Exercise task: Using the material below, copy every line where "published" appears.
"""
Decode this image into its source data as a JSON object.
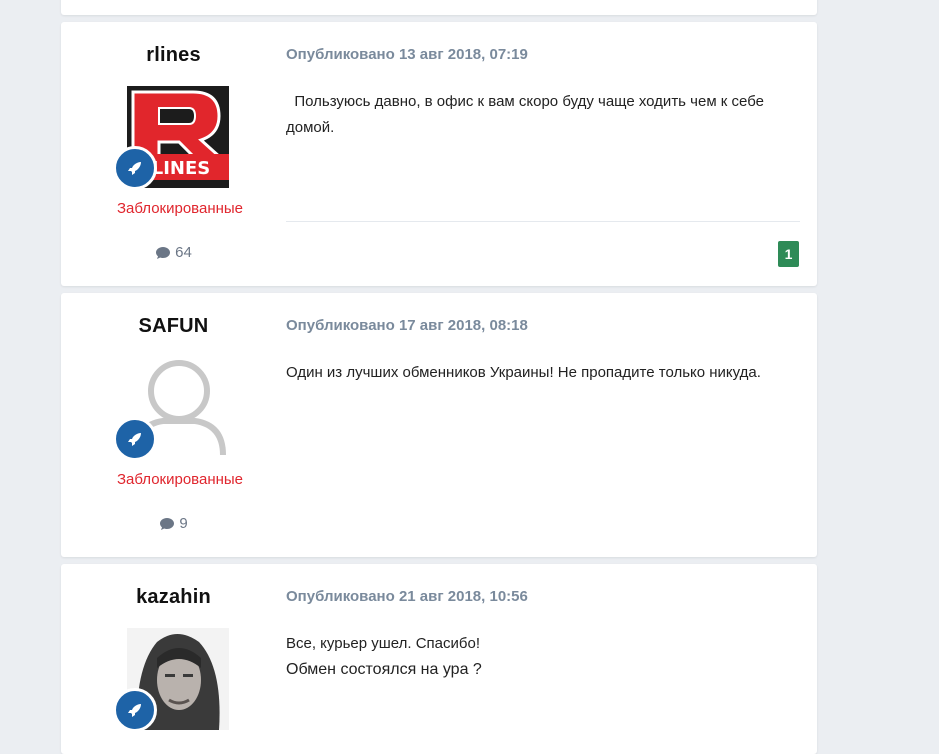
{
  "posts": [
    {
      "username": "rlines",
      "avatar_text": "LINES",
      "group": "Заблокированные",
      "post_count": "64",
      "published": "Опубликовано 13 авг 2018, 07:19",
      "lines": [
        "  Пользуюсь давно, в офис к вам скоро буду чаще ходить чем к себе домой."
      ],
      "reaction": "1"
    },
    {
      "username": "SAFUN",
      "group": "Заблокированные",
      "post_count": "9",
      "published": "Опубликовано 17 авг 2018, 08:18",
      "lines": [
        "Один из лучших обменников Украины! Не пропадите только никуда."
      ]
    },
    {
      "username": "kazahin",
      "published": "Опубликовано 21 авг 2018, 10:56",
      "lines": [
        "Все, курьер ушел. Спасибо!",
        "Обмен состоялся на ура ?"
      ]
    }
  ],
  "icons": {
    "badge": "rocket-icon",
    "comments": "comment-icon"
  },
  "colors": {
    "blocked_group": "#e0262e",
    "badge": "#1e63a7",
    "reaction": "#2e8b57",
    "meta": "#7a8a9c"
  }
}
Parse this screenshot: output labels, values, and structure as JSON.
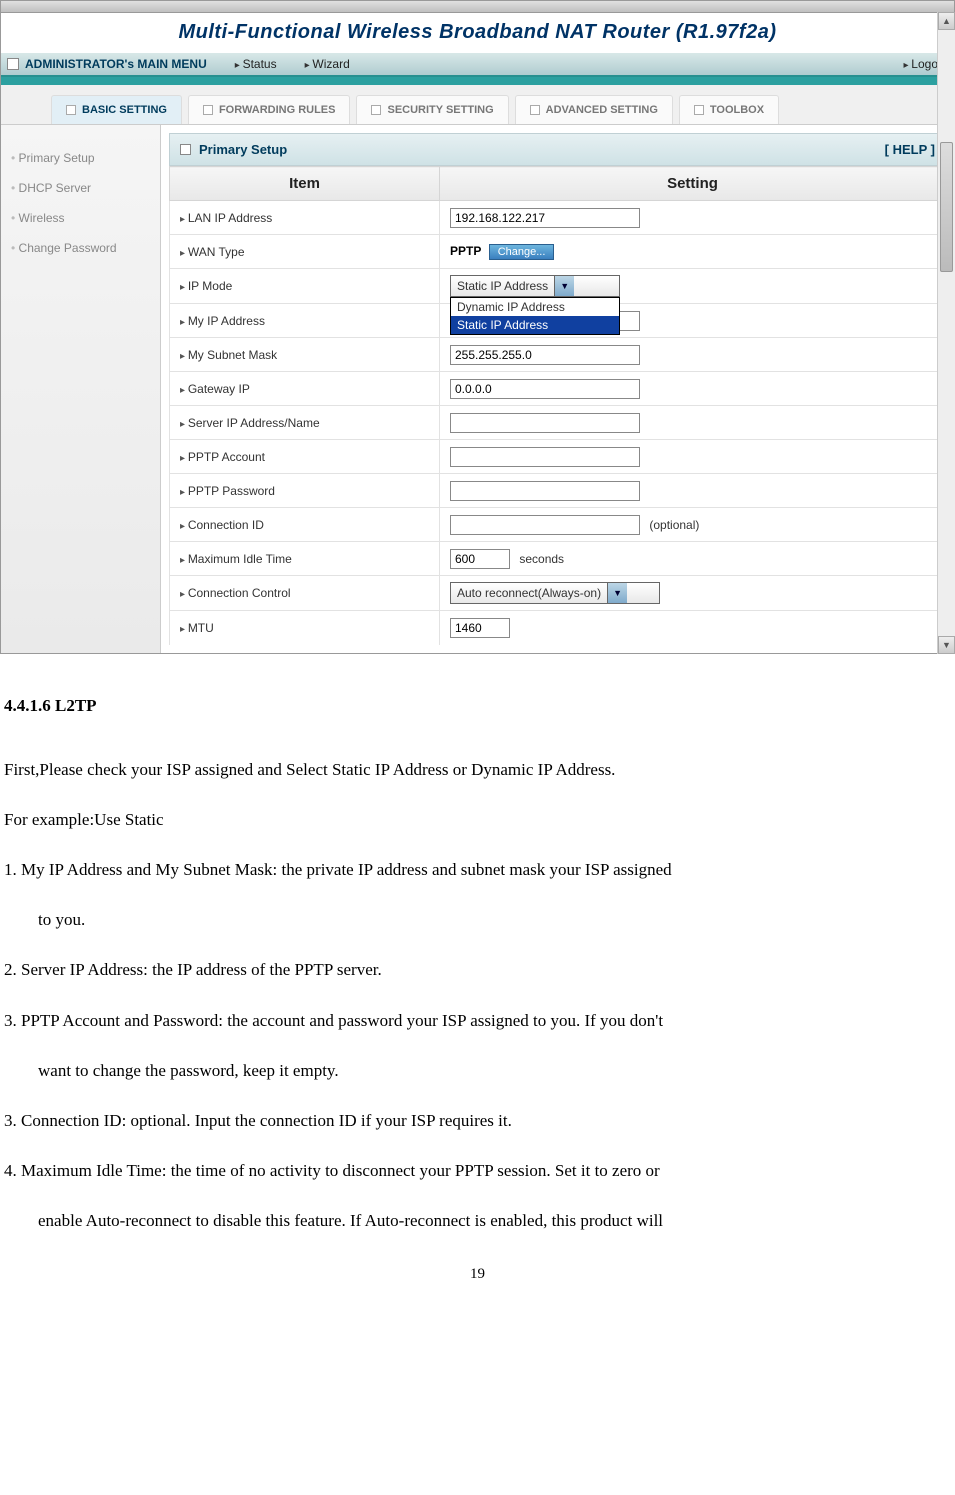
{
  "header": {
    "title": "Multi-Functional Wireless Broadband NAT Router (R1.97f2a)"
  },
  "menu": {
    "admin": "ADMINISTRATOR's MAIN MENU",
    "status": "Status",
    "wizard": "Wizard",
    "logout": "Logout"
  },
  "tabs": {
    "basic": "BASIC SETTING",
    "forwarding": "FORWARDING RULES",
    "security": "SECURITY SETTING",
    "advanced": "ADVANCED SETTING",
    "toolbox": "TOOLBOX"
  },
  "sidebar": {
    "items": [
      "Primary Setup",
      "DHCP Server",
      "Wireless",
      "Change Password"
    ]
  },
  "panel": {
    "title": "Primary Setup",
    "help": "[ HELP ]",
    "th_item": "Item",
    "th_setting": "Setting"
  },
  "rows": {
    "lan_ip": {
      "label": "LAN IP Address",
      "value": "192.168.122.217"
    },
    "wan_type": {
      "label": "WAN Type",
      "value": "PPTP",
      "btn": "Change..."
    },
    "ip_mode": {
      "label": "IP Mode",
      "selected": "Static IP Address",
      "opt_dyn": "Dynamic IP Address",
      "opt_static": "Static IP Address"
    },
    "my_ip": {
      "label": "My IP Address",
      "value": ""
    },
    "subnet": {
      "label": "My Subnet Mask",
      "value": "255.255.255.0"
    },
    "gateway": {
      "label": "Gateway IP",
      "value": "0.0.0.0"
    },
    "server_ip": {
      "label": "Server IP Address/Name",
      "value": ""
    },
    "pptp_acc": {
      "label": "PPTP Account",
      "value": ""
    },
    "pptp_pw": {
      "label": "PPTP Password",
      "value": ""
    },
    "conn_id": {
      "label": "Connection ID",
      "value": "",
      "note": "(optional)"
    },
    "idle": {
      "label": "Maximum Idle Time",
      "value": "600",
      "note": "seconds"
    },
    "conn_ctrl": {
      "label": "Connection Control",
      "selected": "Auto reconnect(Always-on)"
    },
    "mtu": {
      "label": "MTU",
      "value": "1460"
    }
  },
  "doc": {
    "heading": "4.4.1.6 L2TP",
    "p1": "First,Please check your ISP assigned and Select Static IP Address or Dynamic IP Address.",
    "p2": "For example:Use Static",
    "li1a": "1.      My IP Address and My Subnet Mask: the private IP address and subnet mask your ISP assigned",
    "li1b": "to you.",
    "li2": "2.      Server IP Address: the IP address of the PPTP server.",
    "li3a": "3.      PPTP Account and Password: the account and password your ISP assigned to you. If you don't",
    "li3b": "want to change the password, keep it empty.",
    "li4": "3.      Connection ID: optional. Input the connection ID if your ISP requires it.",
    "li5a": "4.      Maximum Idle Time: the time of no activity to disconnect your PPTP session. Set it to zero or",
    "li5b": "enable Auto-reconnect to disable this feature. If Auto-reconnect is enabled, this product will",
    "page": "19"
  }
}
"""
Task answer:
      "published": "Опубликовано 13 авг 2018, 07:19",
      "published": "Опубликовано 17 авг 2018, 08:18",
      "published": "Опубликовано 21 авг 2018, 10:56",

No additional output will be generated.